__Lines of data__

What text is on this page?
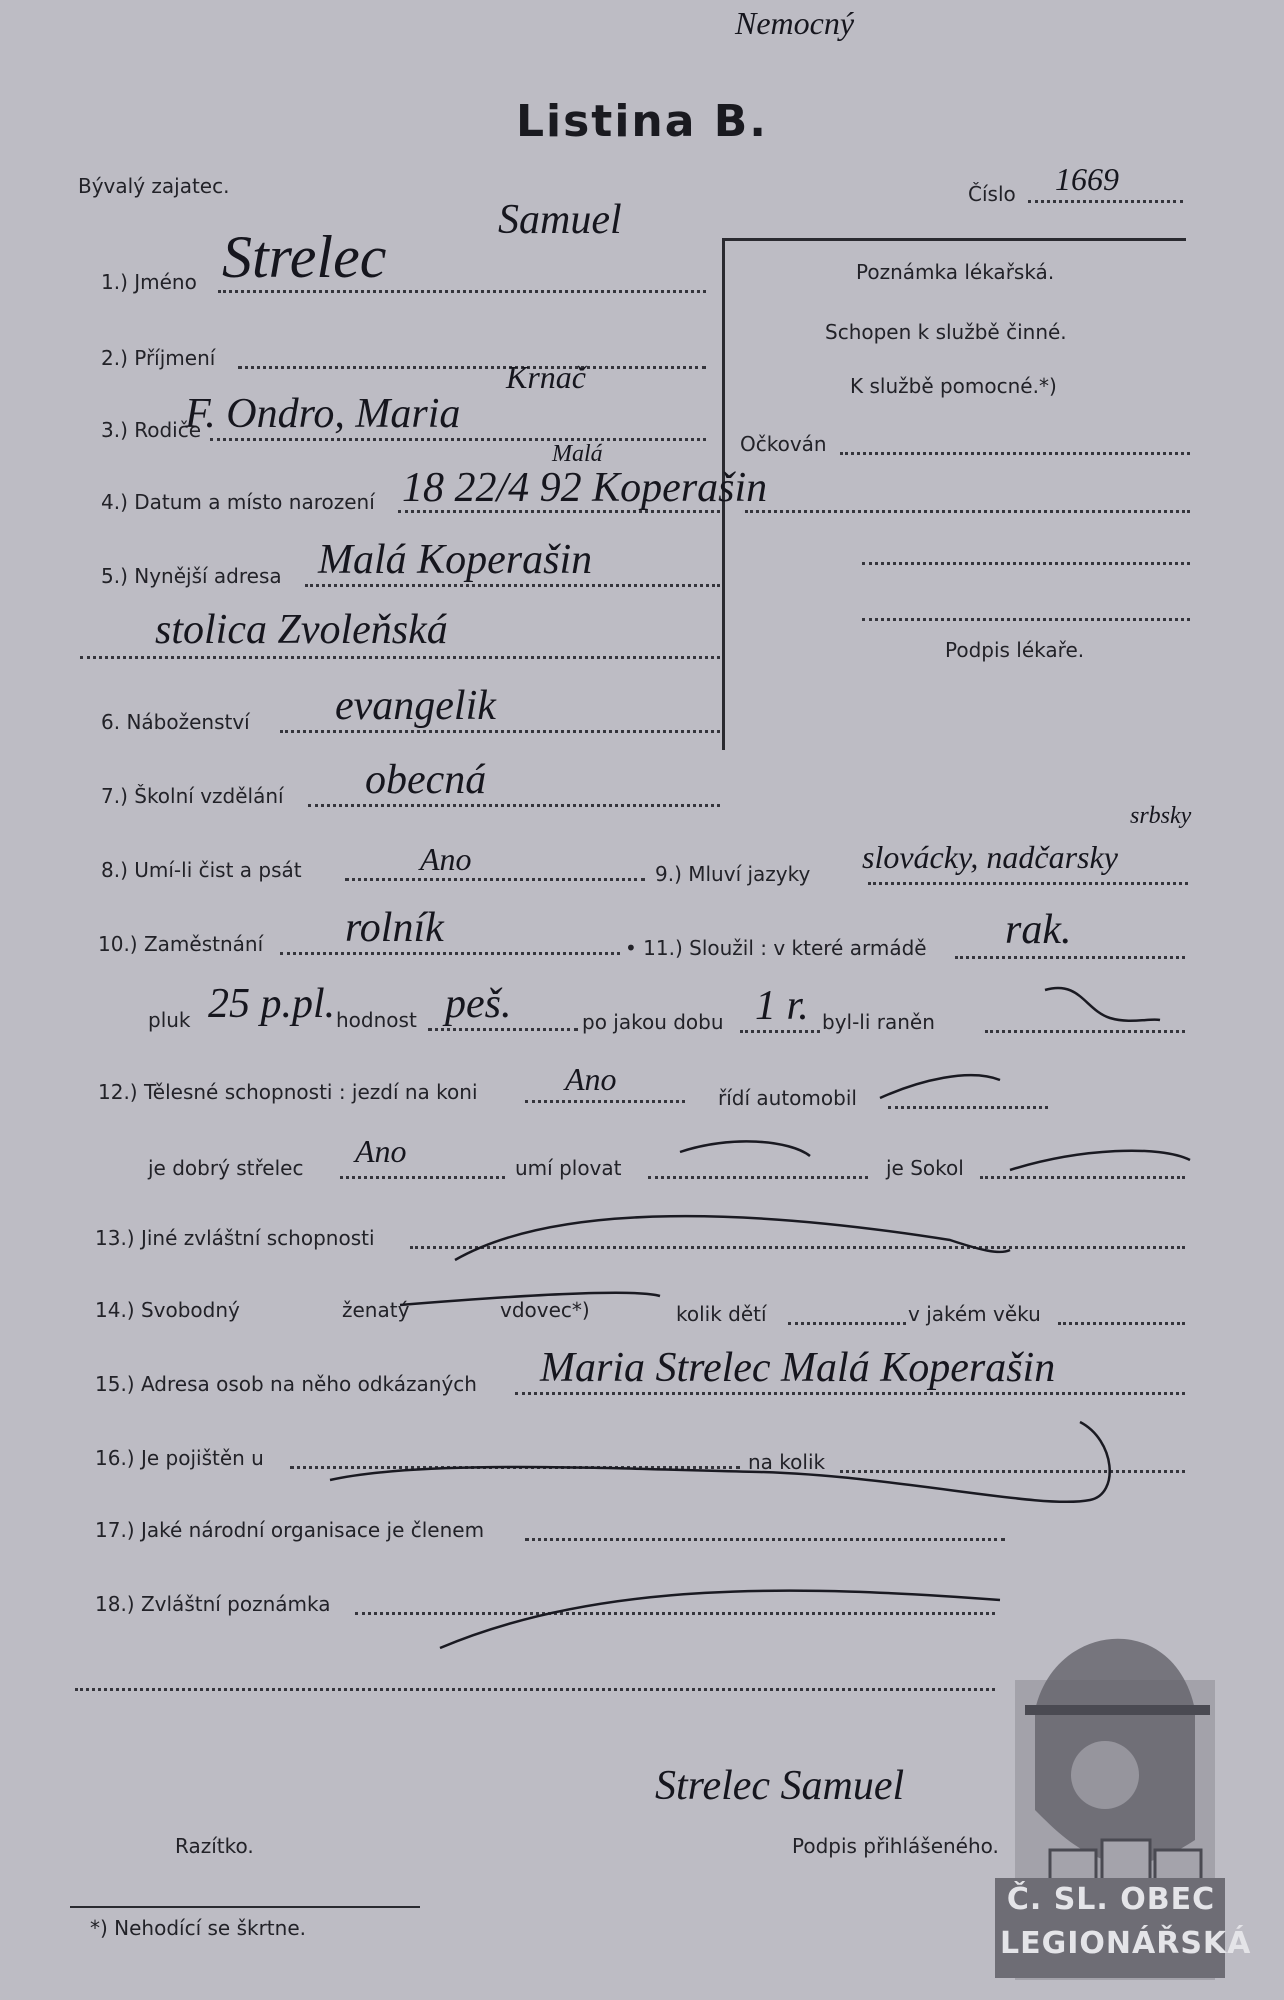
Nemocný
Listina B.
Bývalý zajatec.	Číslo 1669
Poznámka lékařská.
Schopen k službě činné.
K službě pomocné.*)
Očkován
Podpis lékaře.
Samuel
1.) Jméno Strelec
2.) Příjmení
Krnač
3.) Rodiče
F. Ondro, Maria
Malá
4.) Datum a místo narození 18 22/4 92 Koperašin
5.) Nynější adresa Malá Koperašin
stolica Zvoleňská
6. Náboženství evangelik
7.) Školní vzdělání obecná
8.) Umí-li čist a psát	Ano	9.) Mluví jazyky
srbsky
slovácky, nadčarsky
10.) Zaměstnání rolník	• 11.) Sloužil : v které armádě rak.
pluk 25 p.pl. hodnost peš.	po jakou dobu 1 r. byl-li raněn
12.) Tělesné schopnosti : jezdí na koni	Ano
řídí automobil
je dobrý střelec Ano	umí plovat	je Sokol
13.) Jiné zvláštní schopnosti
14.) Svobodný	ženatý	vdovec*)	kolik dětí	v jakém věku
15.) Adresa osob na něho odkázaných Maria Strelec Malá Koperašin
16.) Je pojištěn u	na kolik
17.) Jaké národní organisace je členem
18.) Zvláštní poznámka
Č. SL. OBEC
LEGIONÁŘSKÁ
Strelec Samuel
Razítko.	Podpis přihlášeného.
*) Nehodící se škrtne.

__Request__
Pull out each line of the listing that holds the string "Malá".

__Exercise result__
Malá
5.) Nynější adresa Malá Koperašin
15.) Adresa osob na něho odkázaných Maria Strelec Malá Koperašin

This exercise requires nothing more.